But for Andrew Ness and others who work at firms that fail, the road can be much bumpier.
Jones Day
Andrew Ness of Jones Day has lost three equity stakes in law firm partnerships over his career.
Over the course of his career, Mr. Ness, a partner who specializes in construction law in the Washington, D.C., office of Jones Day, has lost three equity stakes, the chunks of money often totaling hundreds-of-thousands of dollars that lawyers pay into a firm upon making partner.
Early on, the small boutique firm where Mr. Ness was first made partner dissolved, taking his money with it. Later Mr. Ness joined Thelen LLP and then Howrey LLP, two now-defunct firms that entered bankruptcy in 2009 and 2011, respectively.
"I did not see a dime of capital returned and don't expect to see a dime," Mr. Ness said.
To be sure, partners at big law firms are typically in a better position—and have a more ample financial cushion—than the legions of secretaries and associate attorneys who lose their jobs when such firms fail.

§

__Requirement__: Can you write the next few sentences of the passage on law firm partners who lose their capital when firms fail, picking up after its last sentence? The lines after this passage come from an unrelated source.

__Data shown__:
§

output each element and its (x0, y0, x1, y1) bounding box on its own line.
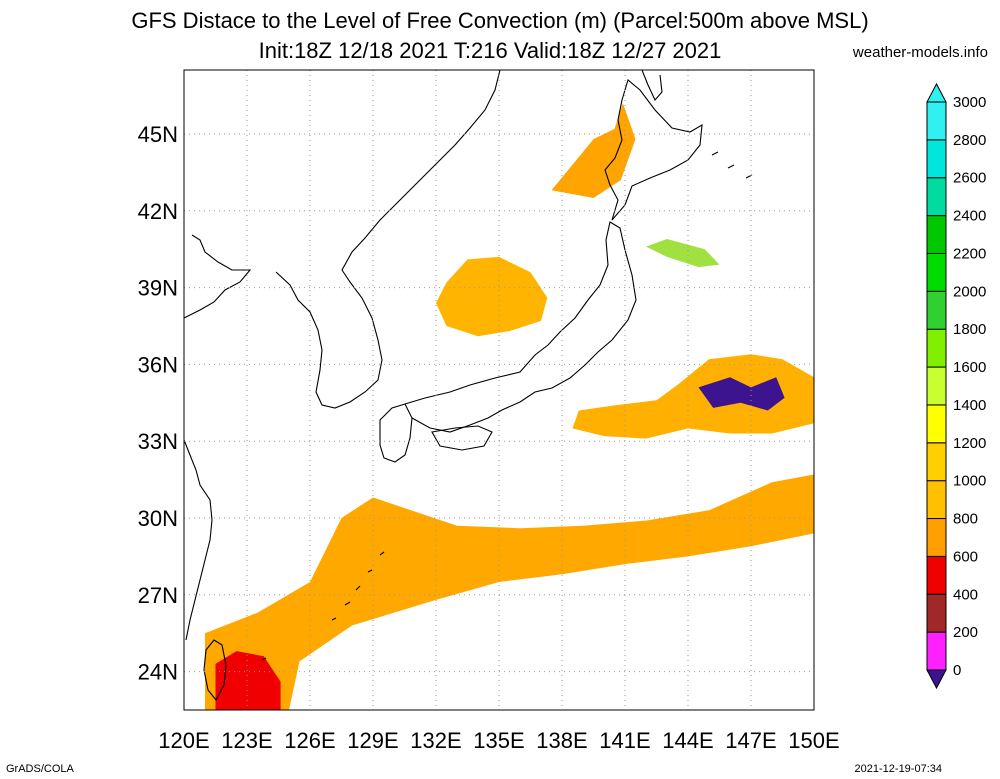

§

__The reply__:
But partners who flee failing law firms such as Dewey & LeBoeuf LLP, which is heavily indebted and winding down its affairs after a rocky five-month run of partner exits, face a dilemma most job seekers don't. When those lawyers land a new gig, they have to pony up money to join the partnership, often without any guarantee that they will recoup their capital stakes from the previous firm.
The financial hit is magnified for partners like Mr. Ness unlucky enough to have hopped from one dying firm to another.
"These are huge sums of money," said one former Dewey partner. "It's kind of like your retirement fund…You want to go someplace that's stable at this point, because you just can't afford to take another hit."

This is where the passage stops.